_INSTRUCTIONS TO FOLLOW_
Please copy out every line of the listing below in which the word "order" appears.
◇ ◇ ◇ ◇
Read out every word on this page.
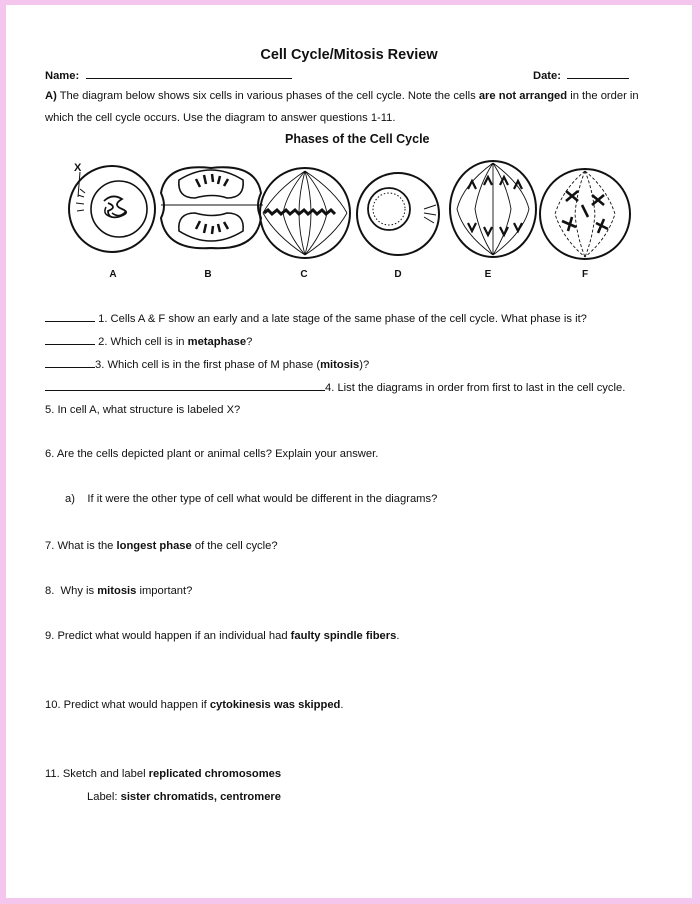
Cell Cycle/Mitosis Review
Name:	Date:
A) The diagram below shows six cells in various phases of the cell cycle. Note the cells are not arranged in the order in
which the cell cycle occurs. Use the diagram to answer questions 1-11.
Phases of the Cell Cycle
X
A	B	C	D	E	F
1. Cells A & F show an early and a late stage of the same phase of the cell cycle. What phase is it?
2. Which cell is in metaphase?
3. Which cell is in the first phase of M phase (mitosis)?
4. List the diagrams in order from first to last in the cell cycle.
5. In cell A, what structure is labeled X?
6. Are the cells depicted plant or animal cells? Explain your answer.
a) If it were the other type of cell what would be different in the diagrams?
7. What is the longest phase of the cell cycle?
8.  Why is mitosis important?
9. Predict what would happen if an individual had faulty spindle fibers.
10. Predict what would happen if cytokinesis was skipped.
11. Sketch and label replicated chromosomes
Label: sister chromatids, centromere
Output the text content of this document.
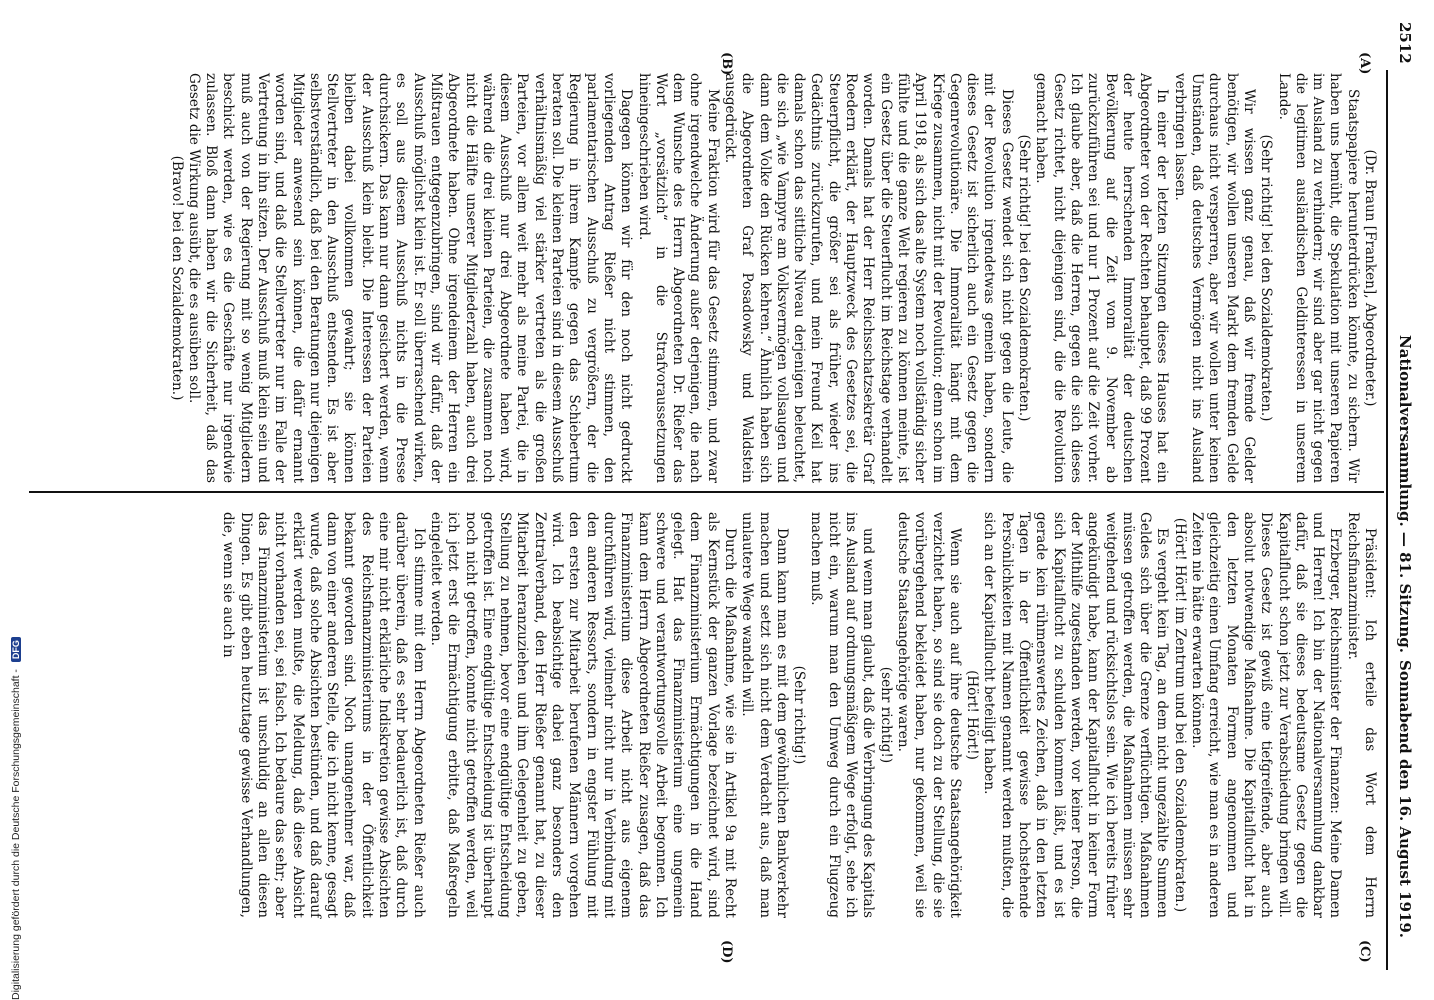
2512
Nationalversammlung. — 81. Sitzung.
Sonnabend den 16. August 1919.
(A)
(B)
(C)
(D)

(Dr. Braun [Franken], Abgeordneter.)

Staatspapiere herunterdrücken könnte, zu sichern. Wir haben uns bemüht, die Spekulation mit unseren Papieren im Ausland zu verhindern; wir sind aber gar nicht gegen die legitimen ausländischen Geldinteressen in unserem Lande.

(Sehr richtig! bei den Sozialdemokraten.)

Wir wissen ganz genau, daß wir fremde Gelder benötigen, wir wollen unseren Markt dem fremden Gelde durchaus nicht versperren, aber wir wollen unter keinen Umständen, daß deutsches Vermögen nicht ins Ausland verbringen lassen.

In einer der letzten Sitzungen dieses Hauses hat ein Abgeordneter von der Rechten behauptet, daß 99 Prozent der heute herrschenden Immoralität der deutschen Bevölkerung auf die Zeit vom 9. November ab zurückzuführen sei und nur 1 Prozent auf die Zeit vorher. Ich glaube aber, daß die Herren, gegen die sich dieses Gesetz richtet, nicht diejenigen sind, die die Revolution gemacht haben.

(Sehr richtig! bei den Sozialdemokraten.)

Dieses Gesetz wendet sich nicht gegen die Leute, die mit der Revolution irgendetwas gemein haben, sondern dieses Gesetz ist sicherlich auch ein Gesetz gegen die Gegenrevolutionäre. Die Immoralität hängt mit dem Kriege zusammen, nicht mit der Revolution; denn schon im April 1918, als sich das alte System noch vollständig sicher fühlte und die ganze Welt regieren zu können meinte, ist ein Gesetz über die Steuerflucht im Reichstage verhandelt worden. Damals hat der Herr Reichsschatzsekretär Graf Roedern erklärt, der Hauptzweck des Gesetzes sei, die Steuerpflicht, die größer sei als früher, wieder ins Gedächtnis zurückzurufen, und mein Freund Keil hat damals schon das sittliche Niveau derjenigen beleuchtet, die sich „wie Vampyre am Volksvermögen vollsaugen und dann dem Volke den Rücken kehren.“ Ähnlich haben sich die Abgeordneten Graf Posadowsky und Waldstein ausgedrückt.

Meine Fraktion wird für das Gesetz stimmen, und zwar ohne irgendwelche Änderung außer derjenigen, die nach dem Wunsche des Herrn Abgeordneten Dr. Rießer das Wort „vorsätzlich“ in die Strafvoraussetzungen hineingeschrieben wird.

Dagegen können wir für den noch nicht gedruckt vorliegenden Antrag Rießer nicht stimmen, den parlamentarischen Ausschuß zu vergrößern, der die Regierung in ihrem Kampfe gegen das Schiebertum beraten soll. Die kleinen Parteien sind in diesem Ausschuß verhältnismäßig viel stärker vertreten als die großen Parteien, vor allem weit mehr als meine Partei, die in diesem Ausschuß nur drei Abgeordnete haben wird, während die drei kleinen Parteien, die zusammen noch nicht die Hälfte unserer Mitgliederzahl haben, auch drei Abgeordnete haben. Ohne irgendeinem der Herren ein Mißtrauen entgegenzubringen, sind wir dafür, daß der Ausschuß möglichst klein ist. Er soll überraschend wirken, es soll aus diesem Ausschuß nichts in die Presse durchsickern. Das kann nur dann gesichert werden, wenn der Ausschuß klein bleibt. Die Interessen der Parteien bleiben dabei vollkommen gewahrt; sie können Stellvertreter in den Ausschuß entsenden. Es ist aber selbstverständlich, daß bei den Beratungen nur diejenigen Mitglieder anwesend sein können, die dafür ernannt worden sind, und daß die Stellvertreter nur im Falle der Vertretung in ihn sitzen. Der Ausschuß muß klein sein und muß auch von der Regierung mit so wenig Mitgliedern beschickt werden, wie es die Geschäfte nur irgendwie zulassen. Bloß dann haben wir die Sicherheit, daß das Gesetz die Wirkung ausübt, die es ausüben soll.

(Bravo! bei den Sozialdemokraten.)

Präsident: Ich erteile das Wort dem Herrn Reichsfinanzminister.

Erzberger, Reichsminister der Finanzen: Meine Damen und Herren! Ich bin der Nationalversammlung dankbar dafür, daß sie dieses bedeutsame Gesetz gegen die Kapitalflucht schon jetzt zur Verabschiedung bringen will. Dieses Gesetz ist gewiß eine tiefgreifende, aber auch absolut notwendige Maßnahme. Die Kapitalflucht hat in den letzten Monaten Formen angenommen und gleichzeitig einen Umfang erreicht, wie man es in anderen Zeiten nie hätte erwarten können.

(Hört! Hört! im Zentrum und bei den Sozialdemokraten.)

Es vergeht kein Tag, an dem nicht ungezählte Summen Geldes sich über die Grenze verflüchtigen. Maßnahmen müssen getroffen werden, die Maßnahmen müssen sehr weitgehend und rücksichtslos sein. Wie ich bereits früher angekündigt habe, kann der Kapitalflucht in keiner Form der Mithilfe zugestanden werden, vor keiner Person, die sich Kapitalflucht zu schulden kommen läßt, und es ist gerade kein rühmenswertes Zeichen, daß in den letzten Tagen in der Öffentlichkeit gewisse hochstehende Persönlichkeiten mit Namen genannt werden mußten, die sich an der Kapitalflucht beteiligt haben.

(Hört! Hört!)

Wenn sie auch auf ihre deutsche Staatsangehörigkeit verzichtet haben, so sind sie doch zu der Stellung, die sie vorübergehend bekleidet haben, nur gekommen, weil sie deutsche Staatsangehörige waren.

(sehr richtig!)

und wenn man glaubt, daß die Verbringung des Kapitals ins Ausland auf ordnungsmäßigem Wege erfolgt, sehe ich nicht ein, warum man den Umweg durch ein Flugzeug machen muß.

(Sehr richtig!)

Dann kann man es mit dem gewöhnlichen Bankverkehr machen und setzt sich nicht dem Verdacht aus, daß man unlautere Wege wandeln will.

Durch die Maßnahme, wie sie in Artikel 9a mit Recht als Kernstück der ganzen Vorlage bezeichnet wird, sind dem Finanzministerium Ermächtigungen in die Hand gelegt. Hat das Finanzministerium eine ungemein schwere und verantwortungsvolle Arbeit begonnen. Ich kann dem Herrn Abgeordneten Rießer zusagen, daß das Finanzministerium diese Arbeit nicht aus eigenem durchführen wird, vielmehr nicht nur in Verbindung mit den anderen Ressorts, sondern in engster Fühlung mit den ersten zur Mitarbeit berufenen Männern vorgehen wird. Ich beabsichtige dabei ganz besonders den Zentralverband, den Herr Rießer genannt hat, zu dieser Mitarbeit heranzuziehen und ihm Gelegenheit zu geben, Stellung zu nehmen, bevor eine endgültige Entscheidung getroffen ist. Eine endgültige Entscheidung ist überhaupt noch nicht getroffen, konnte nicht getroffen werden, weil ich jetzt erst die Ermächtigung erbitte, daß Maßregeln eingeleitet werden.

Ich stimme mit dem Herrn Abgeordneten Rießer auch darüber überein, daß es sehr bedauerlich ist, daß durch eine mir nicht erklärliche Indiskretion gewisse Absichten des Reichsfinanzministeriums in der Öffentlichkeit bekannt geworden sind. Noch unangenehmer war, daß dann von einer anderen Stelle, die ich nicht kenne, gesagt wurde, daß solche Absichten bestünden, und daß darauf erklärt werden mußte, die Meldung, daß diese Absicht nicht vorhanden sei, sei falsch. Ich bedaure das sehr; aber das Finanzministerium ist unschuldig an allen diesen Dingen. Es gibt eben heutzutage gewisse Verhandlungen, die, wenn sie auch in

Digitalisierung gefördert durch die Deutsche Forschungsgemeinschaft - DFG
◇ ◇ ◇ ◇
_SOLVED PROBLEM_
A) The diagram below shows six cells in various phases of the cell cycle. Note the cells are not arranged in the order in
4. List the diagrams in order from first to last in the cell cycle.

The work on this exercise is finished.